#### Problem to solve:
Find all lines in the records that include the word "course", and copy them out.

********************

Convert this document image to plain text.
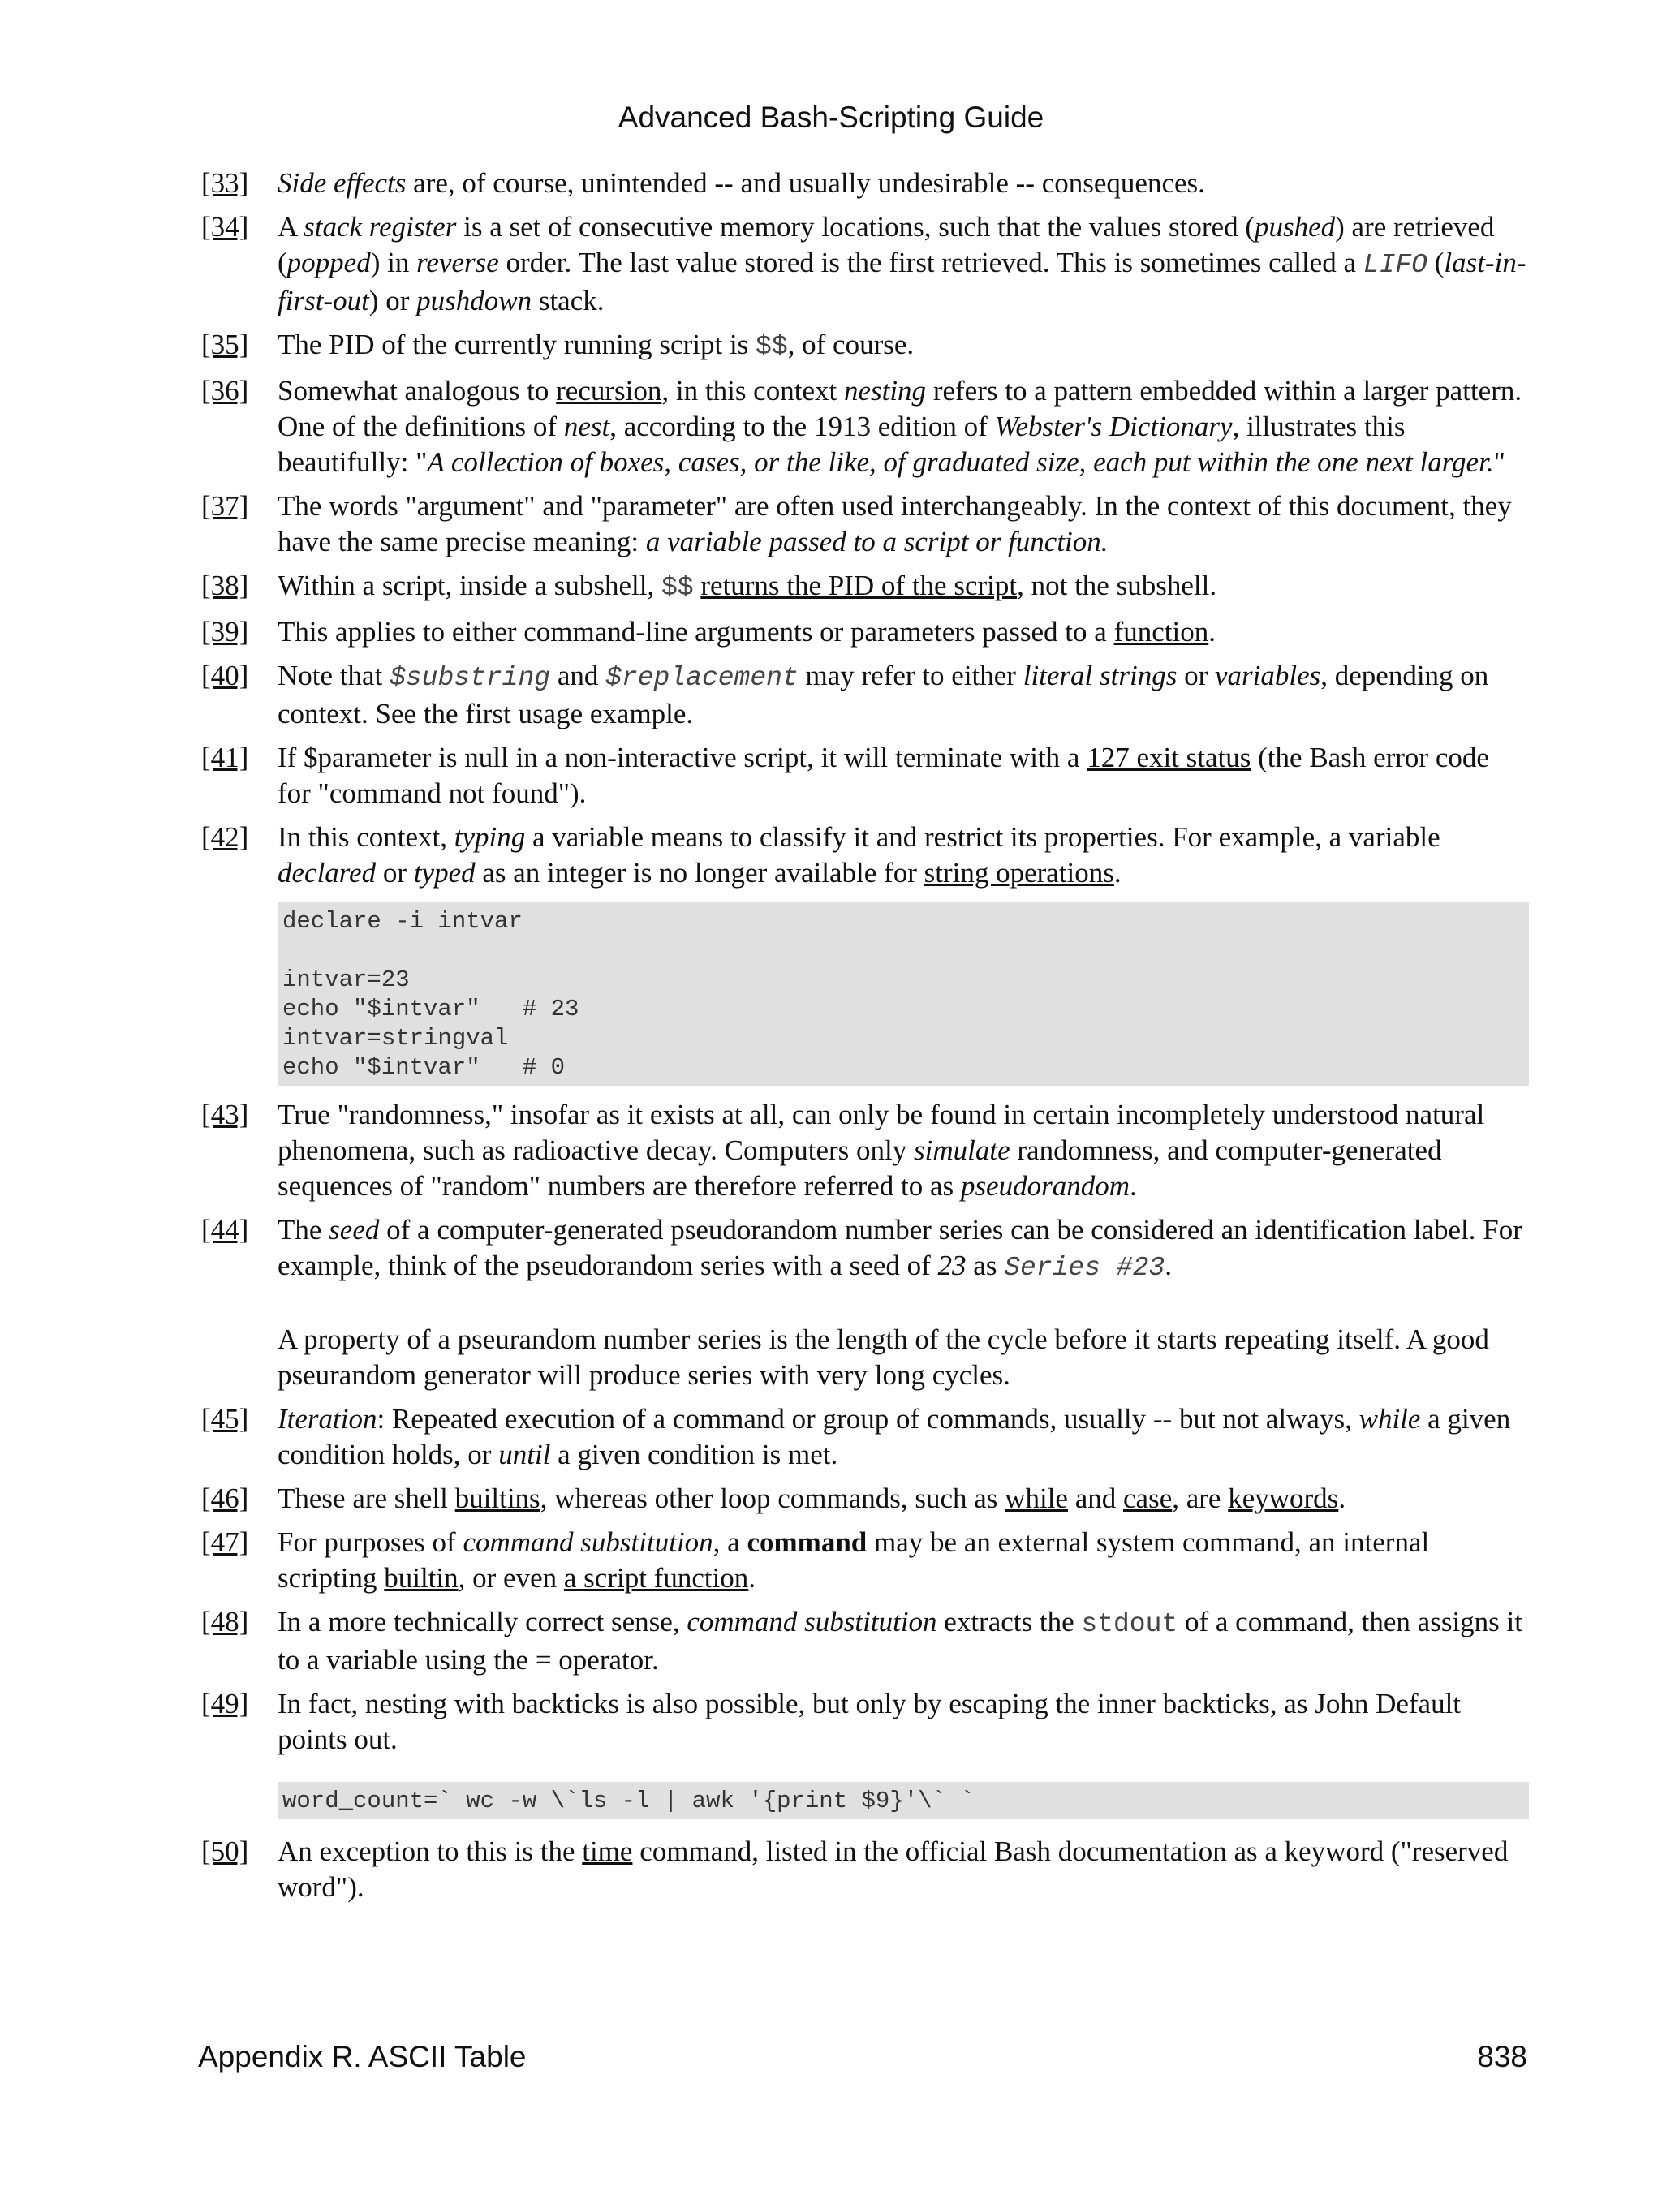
Advanced Bash-Scripting Guide
[33]	Side effects are, of course, unintended -- and usually undesirable -- consequences.
[34]	A stack register is a set of consecutive memory locations, such that the values stored (pushed) are retrieved (popped) in reverse order. The last value stored is the first retrieved. This is sometimes called a LIFO (last-in-first-out) or pushdown stack.
[35]	The PID of the currently running script is $$, of course.
[36]	Somewhat analogous to recursion, in this context nesting refers to a pattern embedded within a larger pattern. One of the definitions of nest, according to the 1913 edition of Webster's Dictionary, illustrates this beautifully: "A collection of boxes, cases, or the like, of graduated size, each put within the one next larger."
[37]	The words "argument" and "parameter" are often used interchangeably. In the context of this document, they have the same precise meaning: a variable passed to a script or function.
[38]	Within a script, inside a subshell, $$ returns the PID of the script, not the subshell.
[39]	This applies to either command-line arguments or parameters passed to a function.
[40]	Note that $substring and $replacement may refer to either literal strings or variables, depending on context. See the first usage example.
[41]	If $parameter is null in a non-interactive script, it will terminate with a 127 exit status (the Bash error code for "command not found").
[42]	In this context, typing a variable means to classify it and restrict its properties. For example, a variable declared or typed as an integer is no longer available for string operations.

declare -i intvar

intvar=23
echo "$intvar"   # 23
intvar=stringval
echo "$intvar"   # 0
[43]	True "randomness," insofar as it exists at all, can only be found in certain incompletely understood natural phenomena, such as radioactive decay. Computers only simulate randomness, and computer-generated sequences of "random" numbers are therefore referred to as pseudorandom.
[44]	The seed of a computer-generated pseudorandom number series can be considered an identification label. For example, think of the pseudorandom series with a seed of 23 as Series #23.

A property of a pseurandom number series is the length of the cycle before it starts repeating itself. A good pseurandom generator will produce series with very long cycles.

[45]	Iteration: Repeated execution of a command or group of commands, usually -- but not always, while a given condition holds, or until a given condition is met.
[46]	These are shell builtins, whereas other loop commands, such as while and case, are keywords.
[47]	For purposes of command substitution, a command may be an external system command, an internal scripting builtin, or even a script function.
[48]	In a more technically correct sense, command substitution extracts the stdout of a command, then assigns it to a variable using the = operator.
[49]	In fact, nesting with backticks is also possible, but only by escaping the inner backticks, as John Default points out.

word_count=` wc -w \`ls -l | awk '{print $9}'\` `
[50]	An exception to this is the time command, listed in the official Bash documentation as a keyword ("reserved word").
Appendix R. ASCII Table	838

********************

#### Finished task:
[33]	Side effects are, of course, unintended -- and usually undesirable -- consequences.
[35]	The PID of the currently running script is $$, of course.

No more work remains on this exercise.